Challenge:
Each line containing the word "Period" needs to be copied.
--- start ---
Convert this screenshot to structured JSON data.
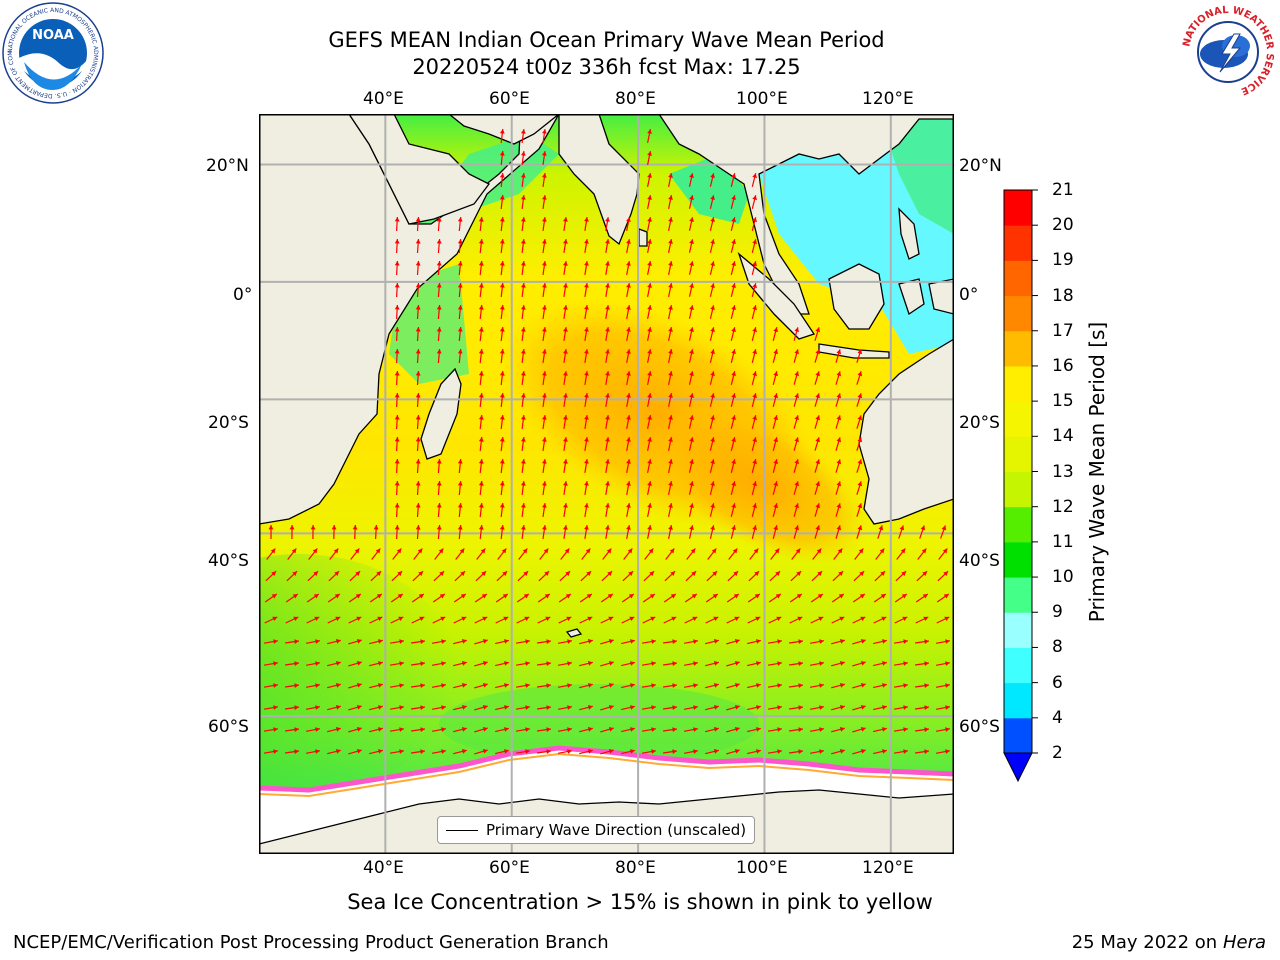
{
  "header": {
    "title_line1": "GEFS MEAN Indian Ocean Primary Wave Mean Period",
    "title_line2": "20220524 t00z 336h fcst   Max: 17.25"
  },
  "logos": {
    "left_name": "NOAA",
    "left_ring_text": "NATIONAL OCEANIC AND ATMOSPHERIC ADMINISTRATION · U.S. DEPARTMENT OF COMMERCE",
    "right_ring_text": "NATIONAL WEATHER SERVICE"
  },
  "map": {
    "lon_labels": [
      "40°E",
      "60°E",
      "80°E",
      "100°E",
      "120°E"
    ],
    "lat_labels": [
      "20°N",
      "0°",
      "20°S",
      "40°S",
      "60°S"
    ],
    "lon_values": [
      40,
      60,
      80,
      100,
      120
    ],
    "lat_values": [
      20,
      0,
      -20,
      -40,
      -60
    ],
    "extent": {
      "lon_min": 20,
      "lon_max": 130,
      "lat_min": -70,
      "lat_max": 28
    },
    "legend_label": "Primary Wave Direction (unscaled)",
    "arrow_color": "#ff0000",
    "land_color": "#efeee0",
    "ice_color": "#ffffff"
  },
  "colorbar": {
    "label": "Primary Wave Mean Period [s]",
    "ticks": [
      "2",
      "4",
      "6",
      "8",
      "9",
      "10",
      "11",
      "12",
      "13",
      "14",
      "15",
      "16",
      "17",
      "18",
      "19",
      "20",
      "21"
    ],
    "colors": [
      "#0050ff",
      "#00e8ff",
      "#40ffff",
      "#99ffff",
      "#44ff88",
      "#00e000",
      "#55ee00",
      "#c5f500",
      "#e5f500",
      "#f5f500",
      "#ffee00",
      "#ffbb00",
      "#ff8800",
      "#ff6600",
      "#ff3300",
      "#ff0000"
    ],
    "under_color": "#0000ff"
  },
  "chart_data": {
    "type": "heatmap",
    "variable": "Primary Wave Mean Period",
    "units": "s",
    "max_value": 17.25,
    "forecast": "20220524 t00z 336h fcst",
    "levels": [
      2,
      4,
      6,
      8,
      9,
      10,
      11,
      12,
      13,
      14,
      15,
      16,
      17,
      18,
      19,
      20,
      21
    ]
  },
  "footer": {
    "ice_note": "Sea Ice Concentration > 15% is shown in pink to yellow",
    "branch": "NCEP/EMC/Verification Post Processing Product Generation Branch",
    "date_prefix": "25 May 2022 on",
    "machine": "Hera"
  }
}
--- end ---
Task response:
    "title_line1": "GEFS MEAN Indian Ocean Primary Wave Mean Period",
    "label": "Primary Wave Mean Period [s]",
    "variable": "Primary Wave Mean Period",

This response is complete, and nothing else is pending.